- EXERCISE -
Copy out the lines that include the word "hull".

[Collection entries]
::::::::::
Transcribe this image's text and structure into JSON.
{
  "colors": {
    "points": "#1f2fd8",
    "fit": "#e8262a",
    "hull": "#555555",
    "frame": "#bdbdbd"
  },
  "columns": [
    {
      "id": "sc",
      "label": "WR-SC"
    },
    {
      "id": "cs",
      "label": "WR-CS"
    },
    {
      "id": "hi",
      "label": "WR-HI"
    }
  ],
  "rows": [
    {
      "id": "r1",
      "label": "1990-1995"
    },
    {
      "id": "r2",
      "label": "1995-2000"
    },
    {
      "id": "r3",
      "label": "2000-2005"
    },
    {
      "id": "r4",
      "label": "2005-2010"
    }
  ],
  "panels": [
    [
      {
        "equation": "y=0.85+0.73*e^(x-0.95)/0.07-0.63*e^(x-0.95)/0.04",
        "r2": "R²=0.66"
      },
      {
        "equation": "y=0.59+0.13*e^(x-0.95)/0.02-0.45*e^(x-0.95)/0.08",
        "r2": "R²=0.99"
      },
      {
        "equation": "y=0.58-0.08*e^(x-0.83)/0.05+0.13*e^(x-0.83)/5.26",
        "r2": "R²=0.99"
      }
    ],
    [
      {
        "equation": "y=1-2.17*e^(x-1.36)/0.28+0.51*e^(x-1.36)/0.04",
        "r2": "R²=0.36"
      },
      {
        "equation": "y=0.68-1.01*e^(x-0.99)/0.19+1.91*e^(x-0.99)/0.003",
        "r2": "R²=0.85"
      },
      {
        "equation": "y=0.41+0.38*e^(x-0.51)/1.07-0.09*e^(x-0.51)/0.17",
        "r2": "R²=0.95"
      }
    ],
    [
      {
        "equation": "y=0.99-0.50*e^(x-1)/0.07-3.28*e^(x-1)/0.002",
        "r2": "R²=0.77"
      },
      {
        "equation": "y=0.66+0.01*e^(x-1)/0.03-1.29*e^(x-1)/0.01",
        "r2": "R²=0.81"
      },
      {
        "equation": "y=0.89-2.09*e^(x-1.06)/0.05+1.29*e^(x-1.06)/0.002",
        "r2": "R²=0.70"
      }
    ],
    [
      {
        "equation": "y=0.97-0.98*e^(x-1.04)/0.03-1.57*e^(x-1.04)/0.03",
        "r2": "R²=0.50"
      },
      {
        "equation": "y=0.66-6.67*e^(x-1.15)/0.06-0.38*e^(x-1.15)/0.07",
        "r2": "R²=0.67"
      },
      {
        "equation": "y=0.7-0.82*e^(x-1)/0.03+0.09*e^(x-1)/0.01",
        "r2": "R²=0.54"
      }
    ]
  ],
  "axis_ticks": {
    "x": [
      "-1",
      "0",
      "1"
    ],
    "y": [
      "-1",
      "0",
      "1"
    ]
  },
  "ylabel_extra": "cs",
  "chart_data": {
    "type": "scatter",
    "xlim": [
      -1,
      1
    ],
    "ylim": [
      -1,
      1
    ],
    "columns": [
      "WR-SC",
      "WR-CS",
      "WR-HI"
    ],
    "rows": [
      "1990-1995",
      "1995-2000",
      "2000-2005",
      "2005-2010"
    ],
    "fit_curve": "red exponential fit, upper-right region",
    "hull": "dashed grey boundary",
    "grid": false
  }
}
::::::::::
- REPLY TO THE TASK -
    "hull": "#555555",
    "hull": "dashed grey boundary",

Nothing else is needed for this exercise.